Set every record down verbatim and omit the pictures.

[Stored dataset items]
****************
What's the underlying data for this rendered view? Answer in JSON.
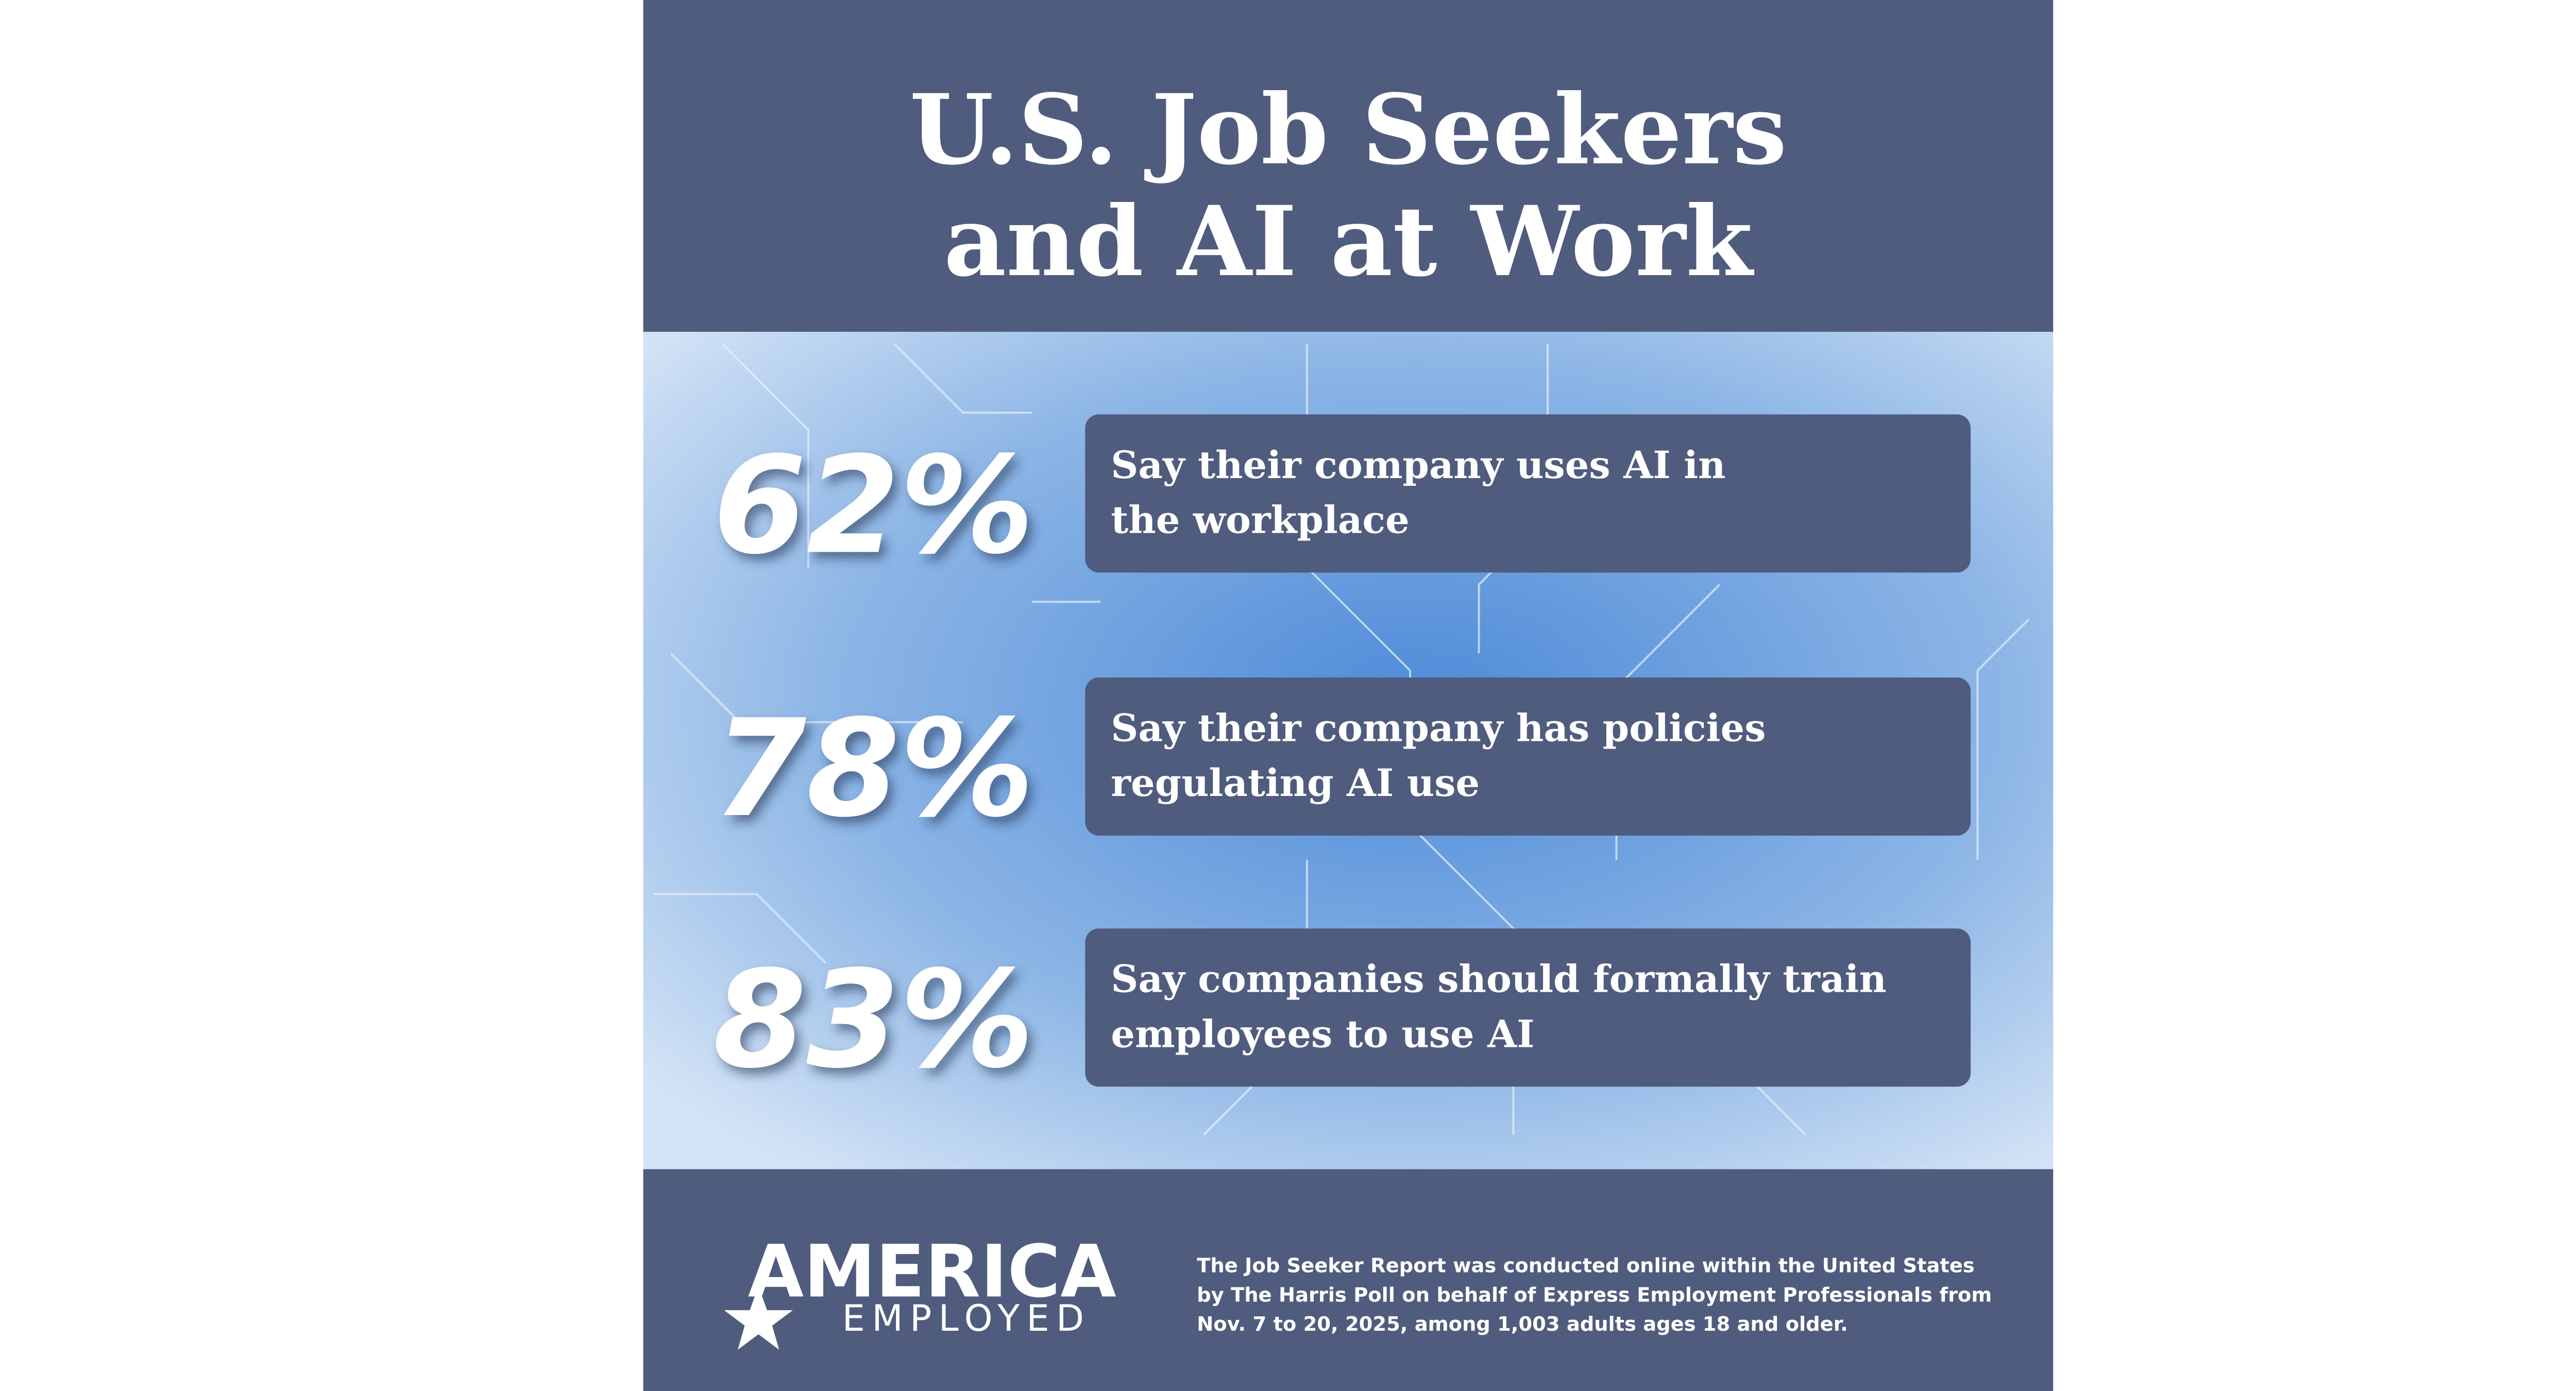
{
  "header": {
    "title_lines": [
      "U.S. Job Seekers",
      "and AI at Work"
    ]
  },
  "stats": [
    {
      "figure": "62%",
      "text_lines": [
        "Say their company uses AI in",
        "the workplace"
      ]
    },
    {
      "figure": "78%",
      "text_lines": [
        "Say their company has policies",
        "regulating AI use"
      ]
    },
    {
      "figure": "83%",
      "text_lines": [
        "Say companies should formally train",
        "employees to use AI"
      ]
    }
  ],
  "footer": {
    "logo_top": "AMERICA",
    "logo_bottom": "EMPLOYED",
    "note_lines": [
      "The Job Seeker Report was conducted online within the United States",
      "by The Harris Poll on behalf of Express Employment Professionals from",
      "Nov. 7 to 20, 2025, among 1,003 adults ages 18 and older."
    ]
  }
}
****************
# OUTPUT FOR THIS EXERCISE
What's the underlying data for this rendered view? Answer in JSON.
{
  "header": {
    "title_lines": [
      "U.S. Job Seekers",
      "and AI at Work"
    ]
  },
  "stats": [
    {
      "figure": "62%",
      "text_lines": [
        "Say their company uses AI in",
        "the workplace"
      ]
    },
    {
      "figure": "78%",
      "text_lines": [
        "Say their company has policies",
        "regulating AI use"
      ]
    },
    {
      "figure": "83%",
      "text_lines": [
        "Say companies should formally train",
        "employees to use AI"
      ]
    }
  ],
  "footer": {
    "logo_top": "AMERICA",
    "logo_bottom": "EMPLOYED",
    "note_lines": [
      "The Job Seeker Report was conducted online within the United States",
      "by The Harris Poll on behalf of Express Employment Professionals from",
      "Nov. 7 to 20, 2025, among 1,003 adults ages 18 and older."
    ]
  }
}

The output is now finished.